§ Instructions for the task: Reproduce the rows verbatim, beginning with the line that contains "x-tick-label: 1 — [302, 318, 310, 332]" and continuing through the end of the rows, both ends included.

------------------------

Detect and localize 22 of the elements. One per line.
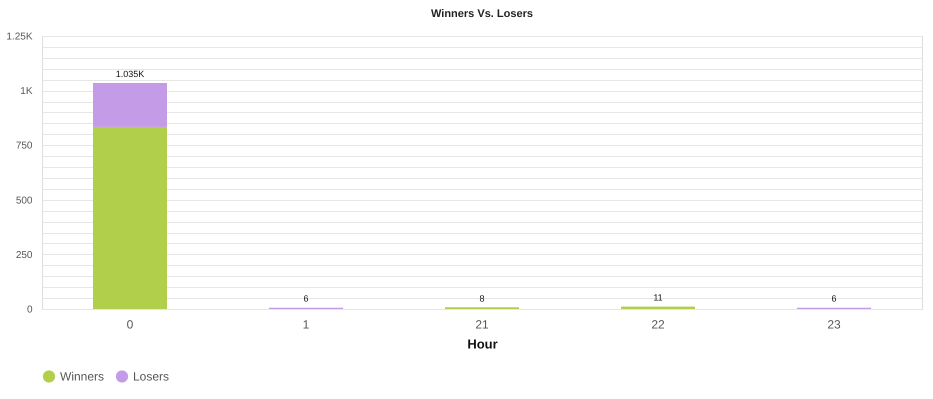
x-tick-label: 1 — [302, 318, 310, 332]
x-tick-label: 23 — [827, 318, 841, 332]
legend-label: Winners — [60, 369, 104, 384]
total-label: 6 — [831, 294, 837, 304]
bar — [93, 82, 167, 127]
total-label: 1.035K — [116, 68, 144, 79]
bar — [93, 126, 167, 309]
y-tick-label: 500 — [16, 195, 33, 206]
y-tick-label: 1K — [20, 86, 33, 98]
y-tick-label: 250 — [16, 250, 33, 261]
legend-label: Losers — [133, 369, 170, 384]
y-tick-label: 750 — [16, 140, 33, 152]
total-label: 8 — [479, 293, 485, 304]
y-tick-label: 1.25K — [6, 32, 33, 42]
x-tick-label: 22 — [651, 318, 665, 332]
x-tick-label: 21 — [475, 318, 489, 332]
x-axis-title: Hour — [467, 336, 498, 352]
total-label: 11 — [653, 292, 663, 303]
chart-title: Winners Vs. Losers — [431, 8, 533, 20]
total-label: 6 — [303, 294, 309, 304]
x-tick-label: 0 — [126, 318, 134, 332]
y-tick-label: 0 — [26, 304, 33, 316]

------------------------

§ Result of this task:
x-tick-label: 1 — [302, 318, 310, 332]
x-tick-label: 23 — [827, 318, 841, 332]
legend-label: Winners — [60, 369, 104, 384]
total-label: 6 — [831, 294, 837, 304]
bar — [93, 82, 167, 127]
total-label: 1.035K — [116, 68, 144, 79]
bar — [93, 126, 167, 309]
y-tick-label: 500 — [16, 195, 33, 206]
y-tick-label: 1K — [20, 86, 33, 98]
y-tick-label: 250 — [16, 250, 33, 261]
legend-label: Losers — [133, 369, 170, 384]
y-tick-label: 750 — [16, 140, 33, 152]
total-label: 8 — [479, 293, 485, 304]
y-tick-label: 1.25K — [6, 32, 33, 42]
x-tick-label: 22 — [651, 318, 665, 332]
x-tick-label: 21 — [475, 318, 489, 332]
x-axis-title: Hour — [467, 336, 498, 352]
total-label: 11 — [653, 292, 663, 303]
chart-title: Winners Vs. Losers — [431, 8, 533, 20]
total-label: 6 — [303, 294, 309, 304]
x-tick-label: 0 — [126, 318, 134, 332]
y-tick-label: 0 — [26, 304, 33, 316]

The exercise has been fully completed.